_Data supplied_:
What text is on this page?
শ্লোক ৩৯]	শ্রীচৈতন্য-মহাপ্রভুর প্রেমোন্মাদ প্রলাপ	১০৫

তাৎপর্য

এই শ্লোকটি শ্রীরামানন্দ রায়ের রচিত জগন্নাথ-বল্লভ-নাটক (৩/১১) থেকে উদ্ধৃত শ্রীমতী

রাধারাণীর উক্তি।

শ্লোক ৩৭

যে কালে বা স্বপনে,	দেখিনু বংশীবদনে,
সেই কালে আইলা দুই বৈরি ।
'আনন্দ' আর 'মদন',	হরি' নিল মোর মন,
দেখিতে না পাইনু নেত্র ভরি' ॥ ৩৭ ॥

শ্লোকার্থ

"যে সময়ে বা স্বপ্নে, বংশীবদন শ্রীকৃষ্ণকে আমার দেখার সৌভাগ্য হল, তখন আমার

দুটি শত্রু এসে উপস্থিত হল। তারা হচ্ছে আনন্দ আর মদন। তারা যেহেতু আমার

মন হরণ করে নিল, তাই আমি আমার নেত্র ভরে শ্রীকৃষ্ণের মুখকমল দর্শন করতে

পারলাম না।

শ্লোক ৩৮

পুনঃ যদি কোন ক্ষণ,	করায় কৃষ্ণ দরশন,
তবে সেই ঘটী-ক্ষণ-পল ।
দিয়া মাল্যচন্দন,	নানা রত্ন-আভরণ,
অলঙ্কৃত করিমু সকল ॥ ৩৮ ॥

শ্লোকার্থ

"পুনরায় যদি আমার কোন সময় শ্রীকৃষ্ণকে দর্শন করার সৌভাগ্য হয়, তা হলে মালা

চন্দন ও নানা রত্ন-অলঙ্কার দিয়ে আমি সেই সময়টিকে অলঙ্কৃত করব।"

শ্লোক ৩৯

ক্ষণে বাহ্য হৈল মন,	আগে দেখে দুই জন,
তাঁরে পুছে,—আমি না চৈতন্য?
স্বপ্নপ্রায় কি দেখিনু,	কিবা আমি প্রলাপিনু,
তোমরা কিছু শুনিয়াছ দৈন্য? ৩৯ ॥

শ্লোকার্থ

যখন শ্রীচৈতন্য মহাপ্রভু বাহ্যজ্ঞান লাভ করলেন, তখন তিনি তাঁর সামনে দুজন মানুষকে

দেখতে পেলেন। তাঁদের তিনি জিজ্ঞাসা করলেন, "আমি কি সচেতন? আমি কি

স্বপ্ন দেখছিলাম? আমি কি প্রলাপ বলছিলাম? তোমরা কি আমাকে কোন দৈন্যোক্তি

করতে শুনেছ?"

_Aim_:
Reproduce the records above exactly as they appear.

_Written solution_:
What text is on this page?
শ্লোক ৩৯]	শ্রীচৈতন্য-মহাপ্রভুর প্রেমোন্মাদ প্রলাপ	১০৫

তাৎপর্য

এই শ্লোকটি শ্রীরামানন্দ রায়ের রচিত জগন্নাথ-বল্লভ-নাটক (৩/১১) থেকে উদ্ধৃত শ্রীমতী

রাধারাণীর উক্তি।

শ্লোক ৩৭

যে কালে বা স্বপনে,	দেখিনু বংশীবদনে,
সেই কালে আইলা দুই বৈরি ।
'আনন্দ' আর 'মদন',	হরি' নিল মোর মন,
দেখিতে না পাইনু নেত্র ভরি' ॥ ৩৭ ॥

শ্লোকার্থ

"যে সময়ে বা স্বপ্নে, বংশীবদন শ্রীকৃষ্ণকে আমার দেখার সৌভাগ্য হল, তখন আমার

দুটি শত্রু এসে উপস্থিত হল। তারা হচ্ছে আনন্দ আর মদন। তারা যেহেতু আমার

মন হরণ করে নিল, তাই আমি আমার নেত্র ভরে শ্রীকৃষ্ণের মুখকমল দর্শন করতে

পারলাম না।

শ্লোক ৩৮

পুনঃ যদি কোন ক্ষণ,	করায় কৃষ্ণ দরশন,
তবে সেই ঘটী-ক্ষণ-পল ।
দিয়া মাল্যচন্দন,	নানা রত্ন-আভরণ,
অলঙ্কৃত করিমু সকল ॥ ৩৮ ॥

শ্লোকার্থ

"পুনরায় যদি আমার কোন সময় শ্রীকৃষ্ণকে দর্শন করার সৌভাগ্য হয়, তা হলে মালা

চন্দন ও নানা রত্ন-অলঙ্কার দিয়ে আমি সেই সময়টিকে অলঙ্কৃত করব।"

শ্লোক ৩৯

ক্ষণে বাহ্য হৈল মন,	আগে দেখে দুই জন,
তাঁরে পুছে,—আমি না চৈতন্য?
স্বপ্নপ্রায় কি দেখিনু,	কিবা আমি প্রলাপিনু,
তোমরা কিছু শুনিয়াছ দৈন্য? ৩৯ ॥

শ্লোকার্থ

যখন শ্রীচৈতন্য মহাপ্রভু বাহ্যজ্ঞান লাভ করলেন, তখন তিনি তাঁর সামনে দুজন মানুষকে

দেখতে পেলেন। তাঁদের তিনি জিজ্ঞাসা করলেন, "আমি কি সচেতন? আমি কি

স্বপ্ন দেখছিলাম? আমি কি প্রলাপ বলছিলাম? তোমরা কি আমাকে কোন দৈন্যোক্তি

করতে শুনেছ?"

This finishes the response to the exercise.